■ **Exercise aim**: Please repeat these entries with "average length" in place of "expected length" and everything else left unchanged.

■ **Dataset content**:
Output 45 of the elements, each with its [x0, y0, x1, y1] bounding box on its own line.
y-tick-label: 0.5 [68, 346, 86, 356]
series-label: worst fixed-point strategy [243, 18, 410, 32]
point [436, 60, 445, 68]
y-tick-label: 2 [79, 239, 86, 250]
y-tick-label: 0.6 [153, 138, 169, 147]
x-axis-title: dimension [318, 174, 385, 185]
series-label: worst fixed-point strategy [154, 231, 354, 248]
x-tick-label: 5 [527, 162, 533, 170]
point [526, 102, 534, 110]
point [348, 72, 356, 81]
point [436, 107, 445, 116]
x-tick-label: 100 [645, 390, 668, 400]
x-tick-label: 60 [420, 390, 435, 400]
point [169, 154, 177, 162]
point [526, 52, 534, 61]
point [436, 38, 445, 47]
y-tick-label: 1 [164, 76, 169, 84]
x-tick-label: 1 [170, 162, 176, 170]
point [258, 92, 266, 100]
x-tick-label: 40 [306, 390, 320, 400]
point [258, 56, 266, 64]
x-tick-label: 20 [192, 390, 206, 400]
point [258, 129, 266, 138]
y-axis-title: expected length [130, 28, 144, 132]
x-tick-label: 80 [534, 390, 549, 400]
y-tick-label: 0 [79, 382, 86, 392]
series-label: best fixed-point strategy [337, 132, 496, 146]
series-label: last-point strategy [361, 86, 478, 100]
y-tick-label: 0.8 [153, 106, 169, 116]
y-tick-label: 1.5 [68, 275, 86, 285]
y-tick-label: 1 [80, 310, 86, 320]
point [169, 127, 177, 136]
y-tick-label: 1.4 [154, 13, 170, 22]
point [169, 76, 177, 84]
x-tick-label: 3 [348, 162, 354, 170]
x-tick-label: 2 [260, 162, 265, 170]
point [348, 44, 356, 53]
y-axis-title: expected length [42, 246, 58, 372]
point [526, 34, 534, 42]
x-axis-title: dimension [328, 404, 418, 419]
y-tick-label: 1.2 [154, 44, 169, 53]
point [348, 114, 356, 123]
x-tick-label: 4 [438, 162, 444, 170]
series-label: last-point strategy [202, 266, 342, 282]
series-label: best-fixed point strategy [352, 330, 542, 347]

■ **The result**:
Output 45 of the elements, each with its [x0, y0, x1, y1] bounding box on its own line.
y-tick-label: 0.5 [68, 346, 86, 356]
series-label: worst fixed-point strategy [243, 18, 410, 32]
point [436, 60, 445, 68]
y-tick-label: 2 [79, 239, 86, 250]
y-tick-label: 0.6 [153, 138, 169, 147]
x-axis-title: dimension [318, 174, 385, 185]
series-label: worst fixed-point strategy [154, 231, 354, 248]
x-tick-label: 5 [527, 162, 533, 170]
point [526, 102, 534, 110]
point [348, 72, 356, 81]
point [436, 107, 445, 116]
x-tick-label: 100 [645, 390, 668, 400]
x-tick-label: 60 [420, 390, 435, 400]
point [169, 154, 177, 162]
point [526, 52, 534, 61]
point [436, 38, 445, 47]
y-tick-label: 1 [164, 76, 169, 84]
x-tick-label: 1 [170, 162, 176, 170]
point [258, 92, 266, 100]
x-tick-label: 40 [306, 390, 320, 400]
point [258, 56, 266, 64]
x-tick-label: 20 [192, 390, 206, 400]
point [258, 129, 266, 138]
y-axis-title: average length [130, 28, 144, 132]
x-tick-label: 80 [534, 390, 549, 400]
y-tick-label: 0 [79, 382, 86, 392]
series-label: best fixed-point strategy [337, 132, 496, 146]
series-label: last-point strategy [361, 86, 478, 100]
y-tick-label: 0.8 [153, 106, 169, 116]
y-tick-label: 1.5 [68, 275, 86, 285]
y-tick-label: 1 [80, 310, 86, 320]
point [169, 127, 177, 136]
y-tick-label: 1.4 [154, 13, 170, 22]
point [169, 76, 177, 84]
x-tick-label: 3 [348, 162, 354, 170]
x-tick-label: 2 [260, 162, 265, 170]
point [348, 44, 356, 53]
y-axis-title: average length [42, 246, 58, 372]
point [526, 34, 534, 42]
x-axis-title: dimension [328, 404, 418, 419]
y-tick-label: 1.2 [154, 44, 169, 53]
point [348, 114, 356, 123]
x-tick-label: 4 [438, 162, 444, 170]
series-label: last-point strategy [202, 266, 342, 282]
series-label: best-fixed point strategy [352, 330, 542, 347]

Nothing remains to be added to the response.